Given information:
begin

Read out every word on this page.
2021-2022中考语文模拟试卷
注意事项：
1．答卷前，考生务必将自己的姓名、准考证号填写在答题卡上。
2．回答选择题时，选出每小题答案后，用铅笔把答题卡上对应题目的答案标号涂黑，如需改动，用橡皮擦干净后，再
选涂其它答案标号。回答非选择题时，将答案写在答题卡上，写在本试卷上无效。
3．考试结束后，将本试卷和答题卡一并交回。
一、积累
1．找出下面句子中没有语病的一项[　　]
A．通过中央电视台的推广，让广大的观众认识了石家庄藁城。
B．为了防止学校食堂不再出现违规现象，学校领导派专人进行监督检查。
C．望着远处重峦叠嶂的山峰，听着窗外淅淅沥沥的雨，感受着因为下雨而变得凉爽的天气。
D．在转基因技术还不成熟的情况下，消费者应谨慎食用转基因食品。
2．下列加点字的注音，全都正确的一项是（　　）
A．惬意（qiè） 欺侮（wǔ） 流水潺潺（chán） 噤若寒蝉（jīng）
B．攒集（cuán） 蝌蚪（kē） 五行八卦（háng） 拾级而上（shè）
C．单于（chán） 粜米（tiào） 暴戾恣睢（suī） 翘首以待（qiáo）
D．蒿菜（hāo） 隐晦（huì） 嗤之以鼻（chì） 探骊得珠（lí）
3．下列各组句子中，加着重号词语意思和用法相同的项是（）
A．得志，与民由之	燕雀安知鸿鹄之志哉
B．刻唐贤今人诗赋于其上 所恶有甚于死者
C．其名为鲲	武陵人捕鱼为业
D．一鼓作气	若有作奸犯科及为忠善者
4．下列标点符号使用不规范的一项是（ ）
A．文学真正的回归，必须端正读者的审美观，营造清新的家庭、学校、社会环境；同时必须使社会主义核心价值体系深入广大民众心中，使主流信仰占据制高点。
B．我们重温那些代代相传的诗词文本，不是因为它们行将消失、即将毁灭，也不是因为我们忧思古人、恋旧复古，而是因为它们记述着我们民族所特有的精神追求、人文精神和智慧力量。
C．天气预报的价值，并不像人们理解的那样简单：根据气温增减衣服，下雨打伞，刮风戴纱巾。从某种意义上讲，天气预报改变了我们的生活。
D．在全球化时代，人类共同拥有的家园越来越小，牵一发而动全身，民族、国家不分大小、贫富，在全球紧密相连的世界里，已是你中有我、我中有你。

end

What this task involves:
Extract every entry above as it appears.

Answer in full:
Read out every word on this page.
2021-2022中考语文模拟试卷
注意事项：
1．答卷前，考生务必将自己的姓名、准考证号填写在答题卡上。
2．回答选择题时，选出每小题答案后，用铅笔把答题卡上对应题目的答案标号涂黑，如需改动，用橡皮擦干净后，再
选涂其它答案标号。回答非选择题时，将答案写在答题卡上，写在本试卷上无效。
3．考试结束后，将本试卷和答题卡一并交回。
一、积累
1．找出下面句子中没有语病的一项[　　]
A．通过中央电视台的推广，让广大的观众认识了石家庄藁城。
B．为了防止学校食堂不再出现违规现象，学校领导派专人进行监督检查。
C．望着远处重峦叠嶂的山峰，听着窗外淅淅沥沥的雨，感受着因为下雨而变得凉爽的天气。
D．在转基因技术还不成熟的情况下，消费者应谨慎食用转基因食品。
2．下列加点字的注音，全都正确的一项是（　　）
A．惬意（qiè） 欺侮（wǔ） 流水潺潺（chán） 噤若寒蝉（jīng）
B．攒集（cuán） 蝌蚪（kē） 五行八卦（háng） 拾级而上（shè）
C．单于（chán） 粜米（tiào） 暴戾恣睢（suī） 翘首以待（qiáo）
D．蒿菜（hāo） 隐晦（huì） 嗤之以鼻（chì） 探骊得珠（lí）
3．下列各组句子中，加着重号词语意思和用法相同的项是（）
A．得志，与民由之	燕雀安知鸿鹄之志哉
B．刻唐贤今人诗赋于其上 所恶有甚于死者
C．其名为鲲	武陵人捕鱼为业
D．一鼓作气	若有作奸犯科及为忠善者
4．下列标点符号使用不规范的一项是（ ）
A．文学真正的回归，必须端正读者的审美观，营造清新的家庭、学校、社会环境；同时必须使社会主义核心价值体系深入广大民众心中，使主流信仰占据制高点。
B．我们重温那些代代相传的诗词文本，不是因为它们行将消失、即将毁灭，也不是因为我们忧思古人、恋旧复古，而是因为它们记述着我们民族所特有的精神追求、人文精神和智慧力量。
C．天气预报的价值，并不像人们理解的那样简单：根据气温增减衣服，下雨打伞，刮风戴纱巾。从某种意义上讲，天气预报改变了我们的生活。
D．在全球化时代，人类共同拥有的家园越来越小，牵一发而动全身，民族、国家不分大小、贫富，在全球紧密相连的世界里，已是你中有我、我中有你。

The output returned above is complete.